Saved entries
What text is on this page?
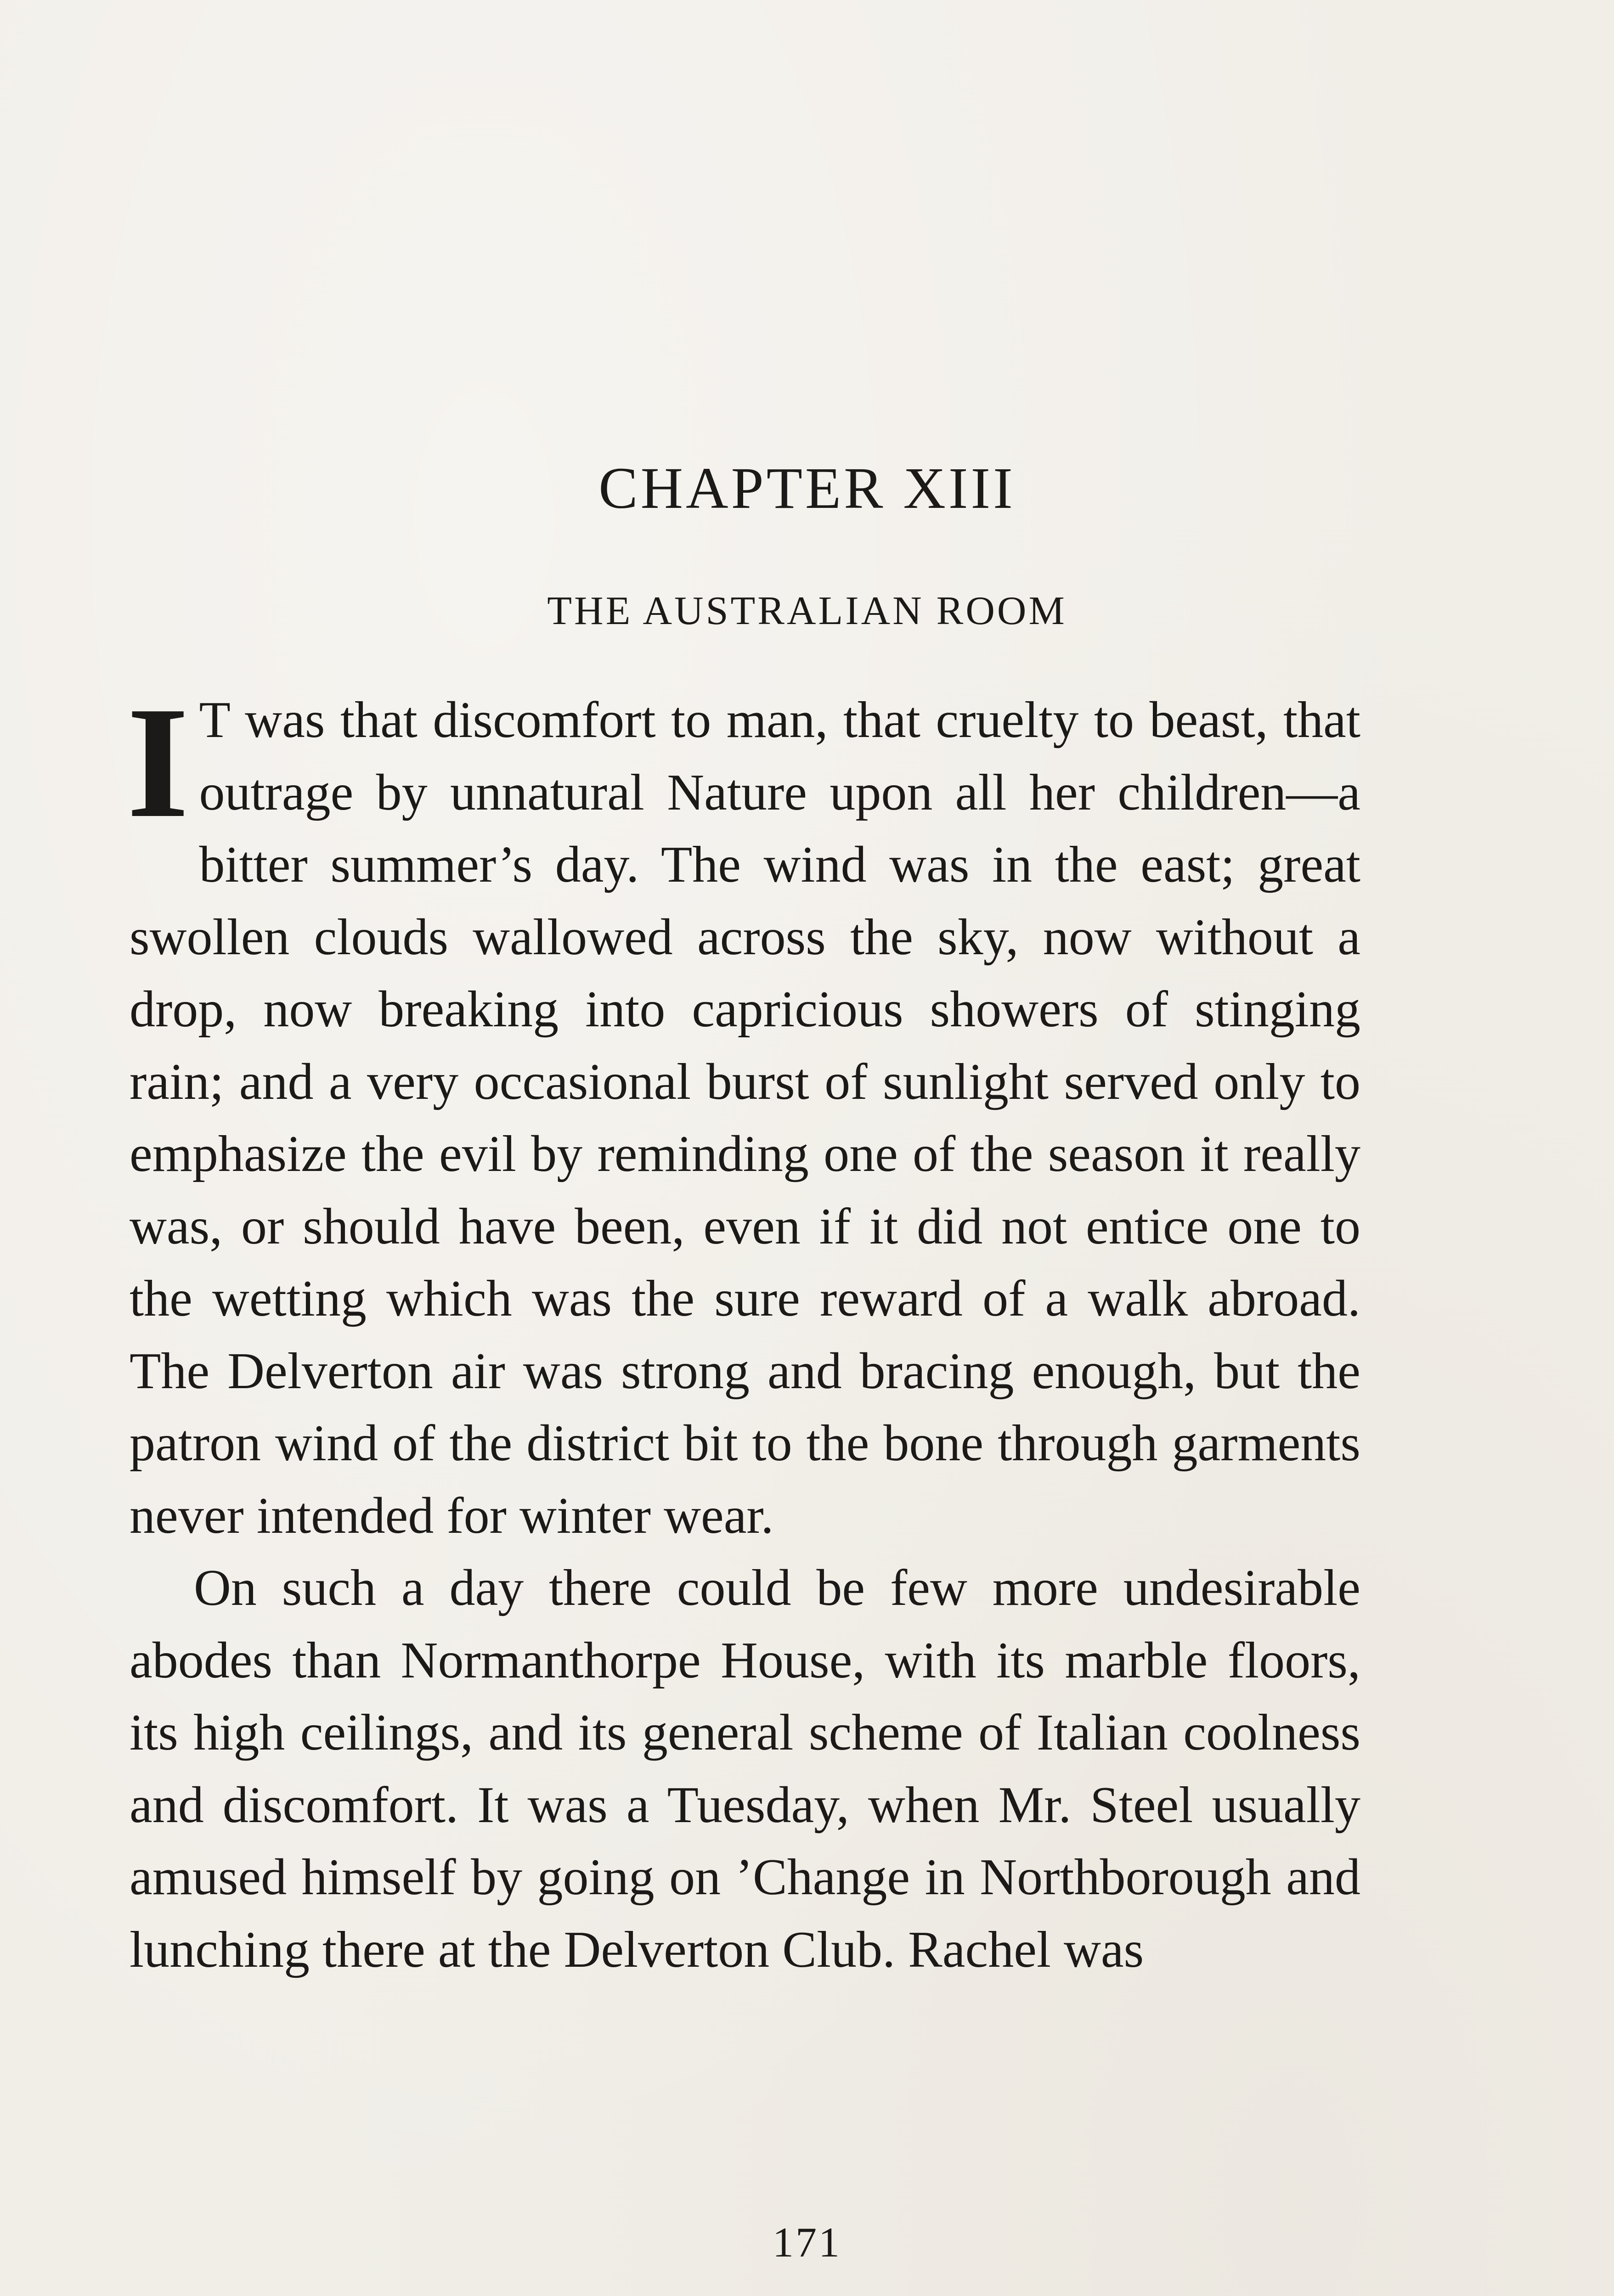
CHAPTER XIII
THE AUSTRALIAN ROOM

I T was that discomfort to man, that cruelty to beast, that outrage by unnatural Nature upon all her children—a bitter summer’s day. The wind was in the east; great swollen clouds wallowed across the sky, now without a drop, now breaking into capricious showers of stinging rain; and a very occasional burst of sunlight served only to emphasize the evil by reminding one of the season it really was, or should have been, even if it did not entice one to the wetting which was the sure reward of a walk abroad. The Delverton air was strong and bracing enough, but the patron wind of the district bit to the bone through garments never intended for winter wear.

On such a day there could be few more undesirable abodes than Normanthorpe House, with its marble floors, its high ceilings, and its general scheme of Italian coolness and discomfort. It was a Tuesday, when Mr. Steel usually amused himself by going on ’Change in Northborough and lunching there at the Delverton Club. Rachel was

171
* * *
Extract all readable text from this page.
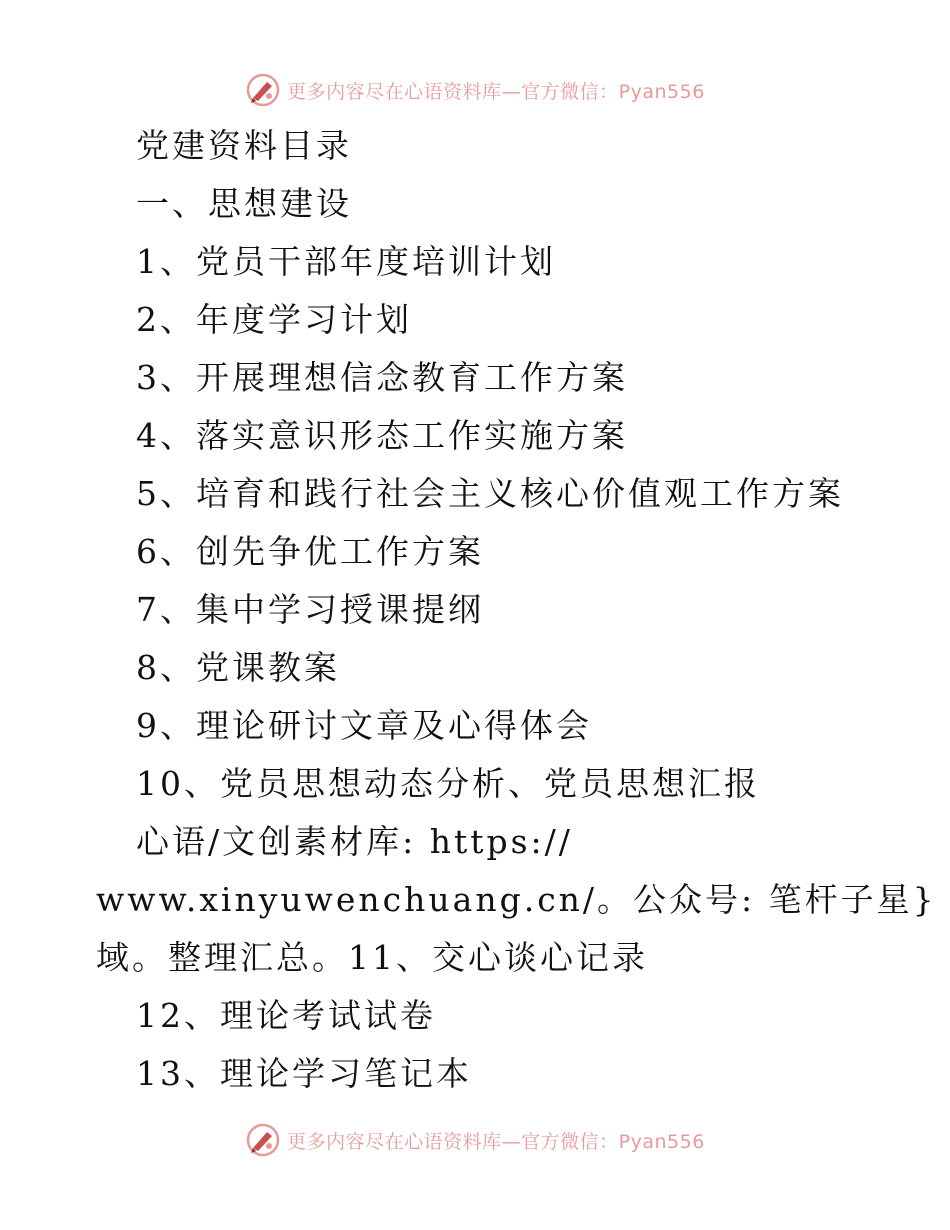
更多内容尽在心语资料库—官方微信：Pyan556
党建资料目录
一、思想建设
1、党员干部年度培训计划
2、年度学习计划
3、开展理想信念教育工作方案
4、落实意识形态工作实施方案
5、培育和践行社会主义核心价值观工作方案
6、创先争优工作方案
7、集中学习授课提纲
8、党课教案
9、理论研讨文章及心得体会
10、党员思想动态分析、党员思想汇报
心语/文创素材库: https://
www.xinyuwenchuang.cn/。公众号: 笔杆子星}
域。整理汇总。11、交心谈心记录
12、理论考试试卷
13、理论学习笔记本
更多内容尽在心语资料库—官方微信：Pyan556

> _Given task_: Gather up the lines containing the word "Delverton" from these records and copy them.

> _Written response_:
I T was that discomfort to man, that cruelty to beast, that outrage by unnatural Nature upon all her children—a bitter summer’s day. The wind was in the east; great swollen clouds wallowed across the sky, now without a drop, now breaking into capricious showers of stinging rain; and a very occasional burst of sunlight served only to emphasize the evil by reminding one of the season it really was, or should have been, even if it did not entice one to the wetting which was the sure reward of a walk abroad. The Delverton air was strong and bracing enough, but the patron wind of the district bit to the bone through garments never intended for winter wear.
On such a day there could be few more undesirable abodes than Normanthorpe House, with its marble floors, its high ceilings, and its general scheme of Italian coolness and discomfort. It was a Tuesday, when Mr. Steel usually amused himself by going on ’Change in Northborough and lunching there at the Delverton Club. Rachel was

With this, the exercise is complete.